◆ **Work required**
Scan the material for the word "JSON", and copy each line where it shows up.

◆ **Source material**
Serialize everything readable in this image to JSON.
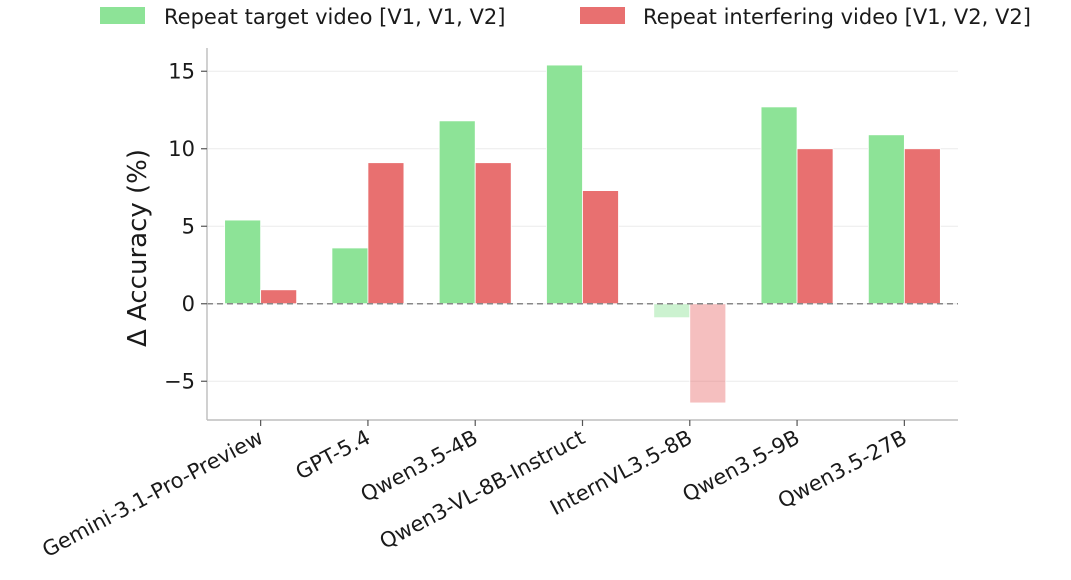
{
  "chart_data": {
    "type": "bar",
    "categories": [
      "Gemini-3.1-Pro-Preview",
      "GPT-5.4",
      "Qwen3.5-4B",
      "Qwen3-VL-8B-Instruct",
      "InternVL3.5-8B",
      "Qwen3.5-9B",
      "Qwen3.5-27B"
    ],
    "series": [
      {
        "name": "Repeat target video [V1, V1, V2]",
        "color": "#8de397",
        "values": [
          5.4,
          3.6,
          11.8,
          15.4,
          -0.9,
          12.7,
          10.9
        ]
      },
      {
        "name": "Repeat interfering video [V1, V2, V2]",
        "color": "#e87070",
        "values": [
          0.9,
          9.1,
          9.1,
          7.3,
          -6.4,
          10.0,
          10.0
        ]
      }
    ],
    "faded_categories": [
      "InternVL3.5-8B"
    ],
    "ylabel": "Δ Accuracy (%)",
    "xlabel": "",
    "ylim": [
      -7.5,
      16.5
    ],
    "yticks": [
      -5,
      0,
      5,
      10,
      15
    ],
    "ytick_labels": [
      "−5",
      "0",
      "5",
      "10",
      "15"
    ],
    "zero_line": "dashed",
    "grid": true,
    "legend_position": "top"
  }
}
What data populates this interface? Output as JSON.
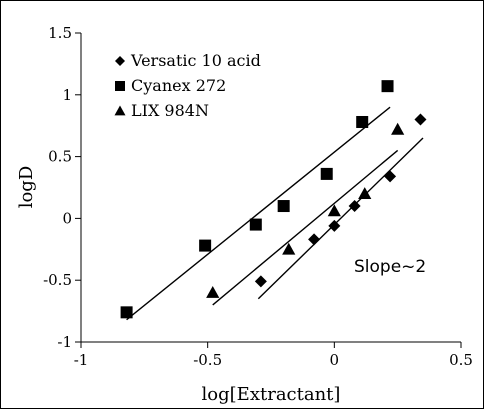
{
  "chart_data": {
    "type": "scatter",
    "xlabel": "log[Extractant]",
    "ylabel": "logD",
    "xlim": [
      -1,
      0.5
    ],
    "ylim": [
      -1,
      1.5
    ],
    "xticks": [
      -1,
      -0.5,
      0,
      0.5
    ],
    "xtick_labels": [
      "-1",
      "-0.5",
      "0",
      "0.5"
    ],
    "yticks": [
      -1,
      -0.5,
      0,
      0.5,
      1,
      1.5
    ],
    "ytick_labels": [
      "-1",
      "-0.5",
      "0",
      "0.5",
      "1",
      "1.5"
    ],
    "grid": false,
    "legend_position": "top-left",
    "annotation": "Slope~2",
    "series": [
      {
        "name": "Versatic 10 acid",
        "marker": "diamond",
        "color": "#000000",
        "points": [
          [
            -0.29,
            -0.51
          ],
          [
            -0.08,
            -0.17
          ],
          [
            0.0,
            -0.06
          ],
          [
            0.08,
            0.1
          ],
          [
            0.22,
            0.34
          ],
          [
            0.34,
            0.8
          ]
        ],
        "fit": [
          [
            -0.3,
            -0.65
          ],
          [
            0.35,
            0.65
          ]
        ]
      },
      {
        "name": "Cyanex 272",
        "marker": "square",
        "color": "#000000",
        "points": [
          [
            -0.82,
            -0.76
          ],
          [
            -0.51,
            -0.22
          ],
          [
            -0.31,
            -0.05
          ],
          [
            -0.2,
            0.1
          ],
          [
            -0.03,
            0.36
          ],
          [
            0.11,
            0.78
          ],
          [
            0.21,
            1.07
          ]
        ],
        "fit": [
          [
            -0.82,
            -0.82
          ],
          [
            0.22,
            0.9
          ]
        ]
      },
      {
        "name": "LIX 984N",
        "marker": "triangle",
        "color": "#000000",
        "points": [
          [
            -0.48,
            -0.6
          ],
          [
            -0.18,
            -0.25
          ],
          [
            0.0,
            0.06
          ],
          [
            0.12,
            0.2
          ],
          [
            0.25,
            0.72
          ]
        ],
        "fit": [
          [
            -0.48,
            -0.7
          ],
          [
            0.25,
            0.55
          ]
        ]
      }
    ]
  }
}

◆ **Output of the exercise**
Serialize everything readable in this image to JSON.
What data populates this interface? Output as JSON.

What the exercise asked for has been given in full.